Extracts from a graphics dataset
▬▬▬▬▬▬▬▬▬▬

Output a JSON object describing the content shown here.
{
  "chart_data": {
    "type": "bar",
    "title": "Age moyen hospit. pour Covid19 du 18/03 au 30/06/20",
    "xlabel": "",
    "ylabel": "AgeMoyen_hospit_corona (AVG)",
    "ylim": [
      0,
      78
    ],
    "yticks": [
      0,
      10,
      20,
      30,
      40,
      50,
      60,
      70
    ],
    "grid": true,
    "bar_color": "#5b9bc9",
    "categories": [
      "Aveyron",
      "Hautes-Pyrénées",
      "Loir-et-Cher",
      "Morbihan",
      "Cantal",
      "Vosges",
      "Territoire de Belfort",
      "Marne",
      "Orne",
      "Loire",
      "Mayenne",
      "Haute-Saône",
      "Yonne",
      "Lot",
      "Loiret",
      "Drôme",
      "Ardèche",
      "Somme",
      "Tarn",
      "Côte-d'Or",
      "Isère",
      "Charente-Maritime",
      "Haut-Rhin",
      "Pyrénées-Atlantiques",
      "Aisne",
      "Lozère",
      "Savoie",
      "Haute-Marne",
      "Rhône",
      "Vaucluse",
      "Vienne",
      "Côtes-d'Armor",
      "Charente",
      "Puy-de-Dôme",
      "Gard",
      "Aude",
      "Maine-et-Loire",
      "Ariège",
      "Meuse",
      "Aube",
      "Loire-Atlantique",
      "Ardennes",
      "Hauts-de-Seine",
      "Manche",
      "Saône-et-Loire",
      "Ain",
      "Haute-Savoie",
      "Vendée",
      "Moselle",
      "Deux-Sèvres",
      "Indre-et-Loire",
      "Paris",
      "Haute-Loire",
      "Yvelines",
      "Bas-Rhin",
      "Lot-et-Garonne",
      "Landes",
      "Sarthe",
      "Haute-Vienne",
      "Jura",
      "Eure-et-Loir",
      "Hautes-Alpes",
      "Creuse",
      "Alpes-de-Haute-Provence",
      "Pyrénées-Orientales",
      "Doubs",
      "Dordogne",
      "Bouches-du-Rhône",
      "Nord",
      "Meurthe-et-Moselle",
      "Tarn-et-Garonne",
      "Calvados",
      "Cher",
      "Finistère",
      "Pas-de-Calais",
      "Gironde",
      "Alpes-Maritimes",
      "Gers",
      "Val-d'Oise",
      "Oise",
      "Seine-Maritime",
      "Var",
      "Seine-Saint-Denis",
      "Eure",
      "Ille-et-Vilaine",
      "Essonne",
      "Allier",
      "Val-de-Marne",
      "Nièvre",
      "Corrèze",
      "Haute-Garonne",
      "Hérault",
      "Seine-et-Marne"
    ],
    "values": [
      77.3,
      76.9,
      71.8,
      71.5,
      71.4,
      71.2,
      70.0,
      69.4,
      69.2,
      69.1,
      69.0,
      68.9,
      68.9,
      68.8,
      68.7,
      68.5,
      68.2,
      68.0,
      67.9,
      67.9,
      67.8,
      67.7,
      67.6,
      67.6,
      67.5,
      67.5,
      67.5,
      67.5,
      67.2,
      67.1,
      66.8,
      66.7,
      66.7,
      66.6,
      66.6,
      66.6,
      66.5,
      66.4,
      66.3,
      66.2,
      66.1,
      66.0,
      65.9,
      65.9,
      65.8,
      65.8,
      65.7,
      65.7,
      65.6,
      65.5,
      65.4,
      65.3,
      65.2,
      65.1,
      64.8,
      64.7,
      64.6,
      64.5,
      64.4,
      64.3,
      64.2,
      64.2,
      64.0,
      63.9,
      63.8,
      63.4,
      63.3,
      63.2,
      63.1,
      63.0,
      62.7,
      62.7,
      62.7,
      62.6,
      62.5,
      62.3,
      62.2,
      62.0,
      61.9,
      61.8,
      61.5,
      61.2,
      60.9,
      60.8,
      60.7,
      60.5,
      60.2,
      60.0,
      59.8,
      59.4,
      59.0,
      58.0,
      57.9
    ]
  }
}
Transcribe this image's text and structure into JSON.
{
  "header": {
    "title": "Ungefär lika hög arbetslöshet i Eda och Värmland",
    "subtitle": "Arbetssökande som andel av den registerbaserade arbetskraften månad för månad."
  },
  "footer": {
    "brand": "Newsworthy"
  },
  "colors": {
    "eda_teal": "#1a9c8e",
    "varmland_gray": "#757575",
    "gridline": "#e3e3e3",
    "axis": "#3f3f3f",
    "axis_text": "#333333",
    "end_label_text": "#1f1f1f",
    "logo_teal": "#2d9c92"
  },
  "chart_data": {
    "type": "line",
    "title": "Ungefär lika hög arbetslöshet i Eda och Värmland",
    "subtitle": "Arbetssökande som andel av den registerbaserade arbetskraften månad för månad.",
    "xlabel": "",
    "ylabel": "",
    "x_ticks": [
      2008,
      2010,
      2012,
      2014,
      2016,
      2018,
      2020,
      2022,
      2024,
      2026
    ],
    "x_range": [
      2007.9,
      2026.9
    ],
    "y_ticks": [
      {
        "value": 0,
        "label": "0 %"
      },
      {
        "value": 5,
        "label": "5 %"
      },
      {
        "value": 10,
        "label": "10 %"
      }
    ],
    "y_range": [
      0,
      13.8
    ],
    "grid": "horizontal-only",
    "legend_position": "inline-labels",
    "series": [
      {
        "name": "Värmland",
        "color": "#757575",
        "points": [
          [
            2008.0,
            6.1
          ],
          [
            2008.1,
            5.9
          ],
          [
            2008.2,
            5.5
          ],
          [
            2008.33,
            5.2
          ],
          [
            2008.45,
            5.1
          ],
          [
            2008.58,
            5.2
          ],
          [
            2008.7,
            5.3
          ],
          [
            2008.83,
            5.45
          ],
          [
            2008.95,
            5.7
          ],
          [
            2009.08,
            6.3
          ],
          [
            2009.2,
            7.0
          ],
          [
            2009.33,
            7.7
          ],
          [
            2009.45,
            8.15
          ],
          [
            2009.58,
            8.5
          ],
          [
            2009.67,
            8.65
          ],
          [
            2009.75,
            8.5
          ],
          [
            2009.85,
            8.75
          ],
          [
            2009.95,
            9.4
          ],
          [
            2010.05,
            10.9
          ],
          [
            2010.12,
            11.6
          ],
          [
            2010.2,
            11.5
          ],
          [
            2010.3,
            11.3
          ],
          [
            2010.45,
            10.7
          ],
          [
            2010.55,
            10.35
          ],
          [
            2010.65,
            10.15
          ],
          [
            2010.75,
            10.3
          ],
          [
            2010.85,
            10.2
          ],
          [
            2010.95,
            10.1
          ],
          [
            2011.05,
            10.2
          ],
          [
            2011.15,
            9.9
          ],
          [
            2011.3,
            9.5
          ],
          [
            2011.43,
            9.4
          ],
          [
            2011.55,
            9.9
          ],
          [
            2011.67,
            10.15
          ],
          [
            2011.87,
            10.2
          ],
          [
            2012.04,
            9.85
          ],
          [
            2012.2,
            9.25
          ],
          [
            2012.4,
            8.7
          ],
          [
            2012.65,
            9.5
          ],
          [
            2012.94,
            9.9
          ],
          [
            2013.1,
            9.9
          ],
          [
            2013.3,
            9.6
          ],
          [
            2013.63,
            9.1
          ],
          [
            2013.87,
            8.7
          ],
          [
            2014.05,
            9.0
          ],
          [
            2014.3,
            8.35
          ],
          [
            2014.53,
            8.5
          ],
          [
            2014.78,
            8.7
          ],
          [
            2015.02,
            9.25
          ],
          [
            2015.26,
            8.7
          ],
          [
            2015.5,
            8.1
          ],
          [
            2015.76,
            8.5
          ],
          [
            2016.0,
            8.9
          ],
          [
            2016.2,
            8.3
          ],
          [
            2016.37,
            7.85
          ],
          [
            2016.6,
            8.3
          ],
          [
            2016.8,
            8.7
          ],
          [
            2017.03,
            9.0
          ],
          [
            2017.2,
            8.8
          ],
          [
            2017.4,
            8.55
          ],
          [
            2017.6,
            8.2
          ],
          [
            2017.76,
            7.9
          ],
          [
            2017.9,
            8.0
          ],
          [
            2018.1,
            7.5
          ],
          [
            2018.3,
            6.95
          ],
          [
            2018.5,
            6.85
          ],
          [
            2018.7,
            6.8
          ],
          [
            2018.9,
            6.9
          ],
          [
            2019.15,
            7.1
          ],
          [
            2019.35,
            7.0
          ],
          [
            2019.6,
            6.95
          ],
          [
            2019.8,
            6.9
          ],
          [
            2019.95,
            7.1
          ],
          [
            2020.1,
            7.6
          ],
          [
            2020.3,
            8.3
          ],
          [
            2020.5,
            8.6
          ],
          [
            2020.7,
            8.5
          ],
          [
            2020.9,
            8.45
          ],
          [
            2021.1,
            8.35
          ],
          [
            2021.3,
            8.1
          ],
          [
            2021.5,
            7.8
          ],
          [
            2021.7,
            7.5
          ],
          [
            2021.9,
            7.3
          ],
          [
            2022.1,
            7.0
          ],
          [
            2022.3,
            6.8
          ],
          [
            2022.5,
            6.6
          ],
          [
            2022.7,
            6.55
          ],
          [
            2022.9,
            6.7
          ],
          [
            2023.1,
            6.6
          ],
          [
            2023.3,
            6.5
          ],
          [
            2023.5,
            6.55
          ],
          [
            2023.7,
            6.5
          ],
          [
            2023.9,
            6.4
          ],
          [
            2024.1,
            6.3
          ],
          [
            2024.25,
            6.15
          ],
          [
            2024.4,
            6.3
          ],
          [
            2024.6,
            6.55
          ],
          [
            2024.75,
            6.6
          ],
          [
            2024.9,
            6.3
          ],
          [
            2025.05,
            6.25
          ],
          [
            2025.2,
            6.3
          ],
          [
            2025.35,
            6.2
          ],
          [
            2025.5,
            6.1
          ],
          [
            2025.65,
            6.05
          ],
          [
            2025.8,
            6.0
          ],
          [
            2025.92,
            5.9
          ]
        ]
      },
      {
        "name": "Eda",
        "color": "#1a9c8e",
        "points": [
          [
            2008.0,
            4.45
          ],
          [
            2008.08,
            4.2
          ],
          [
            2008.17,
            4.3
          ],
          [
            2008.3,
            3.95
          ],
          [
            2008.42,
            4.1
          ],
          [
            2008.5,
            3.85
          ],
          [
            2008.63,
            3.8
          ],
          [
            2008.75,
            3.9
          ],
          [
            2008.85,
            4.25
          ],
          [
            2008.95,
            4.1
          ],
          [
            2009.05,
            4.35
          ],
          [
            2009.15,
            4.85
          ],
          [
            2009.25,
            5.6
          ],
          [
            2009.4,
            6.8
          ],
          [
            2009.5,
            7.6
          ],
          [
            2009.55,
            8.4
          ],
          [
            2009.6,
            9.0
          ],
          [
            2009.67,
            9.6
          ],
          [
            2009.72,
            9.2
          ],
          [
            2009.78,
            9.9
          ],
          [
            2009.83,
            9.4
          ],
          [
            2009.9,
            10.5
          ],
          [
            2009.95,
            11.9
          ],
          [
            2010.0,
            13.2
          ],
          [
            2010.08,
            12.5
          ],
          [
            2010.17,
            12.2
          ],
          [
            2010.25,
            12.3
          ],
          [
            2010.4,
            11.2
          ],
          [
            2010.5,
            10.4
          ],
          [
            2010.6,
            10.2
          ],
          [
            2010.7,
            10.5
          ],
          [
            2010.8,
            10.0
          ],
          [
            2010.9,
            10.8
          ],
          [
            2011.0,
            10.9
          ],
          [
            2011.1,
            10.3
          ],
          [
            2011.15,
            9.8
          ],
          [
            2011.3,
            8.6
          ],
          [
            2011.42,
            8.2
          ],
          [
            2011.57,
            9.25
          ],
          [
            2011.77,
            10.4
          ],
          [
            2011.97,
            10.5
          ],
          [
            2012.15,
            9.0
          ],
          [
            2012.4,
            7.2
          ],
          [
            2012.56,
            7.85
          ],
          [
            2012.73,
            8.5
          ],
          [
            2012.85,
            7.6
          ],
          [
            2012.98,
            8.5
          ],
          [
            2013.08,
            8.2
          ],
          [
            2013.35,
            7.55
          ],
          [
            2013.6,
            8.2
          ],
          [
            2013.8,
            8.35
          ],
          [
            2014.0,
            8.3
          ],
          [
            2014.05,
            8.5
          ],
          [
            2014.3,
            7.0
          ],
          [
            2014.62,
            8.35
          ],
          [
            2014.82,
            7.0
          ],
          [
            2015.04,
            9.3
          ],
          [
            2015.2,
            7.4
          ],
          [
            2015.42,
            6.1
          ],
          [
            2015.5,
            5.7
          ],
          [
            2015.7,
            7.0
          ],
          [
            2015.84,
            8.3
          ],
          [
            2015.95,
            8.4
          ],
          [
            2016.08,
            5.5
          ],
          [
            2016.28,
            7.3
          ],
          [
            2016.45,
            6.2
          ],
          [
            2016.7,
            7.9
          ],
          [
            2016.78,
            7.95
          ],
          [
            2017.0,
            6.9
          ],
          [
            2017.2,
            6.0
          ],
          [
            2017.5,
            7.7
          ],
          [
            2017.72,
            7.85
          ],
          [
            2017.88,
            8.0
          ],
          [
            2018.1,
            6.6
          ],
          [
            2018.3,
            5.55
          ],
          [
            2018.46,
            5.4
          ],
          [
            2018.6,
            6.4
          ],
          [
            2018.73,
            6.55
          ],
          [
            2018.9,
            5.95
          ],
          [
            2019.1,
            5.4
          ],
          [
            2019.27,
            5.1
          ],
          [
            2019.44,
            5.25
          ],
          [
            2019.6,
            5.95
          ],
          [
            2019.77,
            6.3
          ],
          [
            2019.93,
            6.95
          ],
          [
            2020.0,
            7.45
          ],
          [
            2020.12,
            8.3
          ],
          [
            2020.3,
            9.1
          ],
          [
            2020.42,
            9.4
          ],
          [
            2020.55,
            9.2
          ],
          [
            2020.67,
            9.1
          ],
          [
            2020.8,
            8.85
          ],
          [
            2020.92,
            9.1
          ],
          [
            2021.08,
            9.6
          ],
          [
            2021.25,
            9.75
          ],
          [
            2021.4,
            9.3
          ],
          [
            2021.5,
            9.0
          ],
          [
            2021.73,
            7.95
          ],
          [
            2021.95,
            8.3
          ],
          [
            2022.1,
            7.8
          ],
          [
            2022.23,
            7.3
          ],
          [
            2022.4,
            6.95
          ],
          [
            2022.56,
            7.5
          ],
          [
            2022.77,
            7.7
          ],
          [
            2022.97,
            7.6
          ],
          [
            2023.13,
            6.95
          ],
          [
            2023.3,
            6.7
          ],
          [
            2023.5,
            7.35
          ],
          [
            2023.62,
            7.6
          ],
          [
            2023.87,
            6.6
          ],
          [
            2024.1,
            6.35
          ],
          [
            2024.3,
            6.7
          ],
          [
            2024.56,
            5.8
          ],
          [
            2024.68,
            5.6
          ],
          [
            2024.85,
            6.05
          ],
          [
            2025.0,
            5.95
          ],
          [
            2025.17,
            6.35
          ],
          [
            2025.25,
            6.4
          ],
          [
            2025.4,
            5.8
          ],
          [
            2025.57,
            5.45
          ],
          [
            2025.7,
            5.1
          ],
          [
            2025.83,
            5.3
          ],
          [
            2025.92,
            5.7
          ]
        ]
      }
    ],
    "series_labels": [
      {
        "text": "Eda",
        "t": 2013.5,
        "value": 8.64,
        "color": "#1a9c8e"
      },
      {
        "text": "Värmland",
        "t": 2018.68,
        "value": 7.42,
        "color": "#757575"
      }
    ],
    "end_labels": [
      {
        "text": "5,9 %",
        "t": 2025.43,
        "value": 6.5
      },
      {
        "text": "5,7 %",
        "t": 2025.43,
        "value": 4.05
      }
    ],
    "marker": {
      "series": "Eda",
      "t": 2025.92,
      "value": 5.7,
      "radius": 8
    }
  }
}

▬▬▬▬▬▬▬▬▬▬

# TASK PROMPT
Gather each line from the entries above that includes the word "Garonne".

# EXERCISE ANSWER
      "Lot-et-Garonne",
      "Tarn-et-Garonne",
      "Haute-Garonne",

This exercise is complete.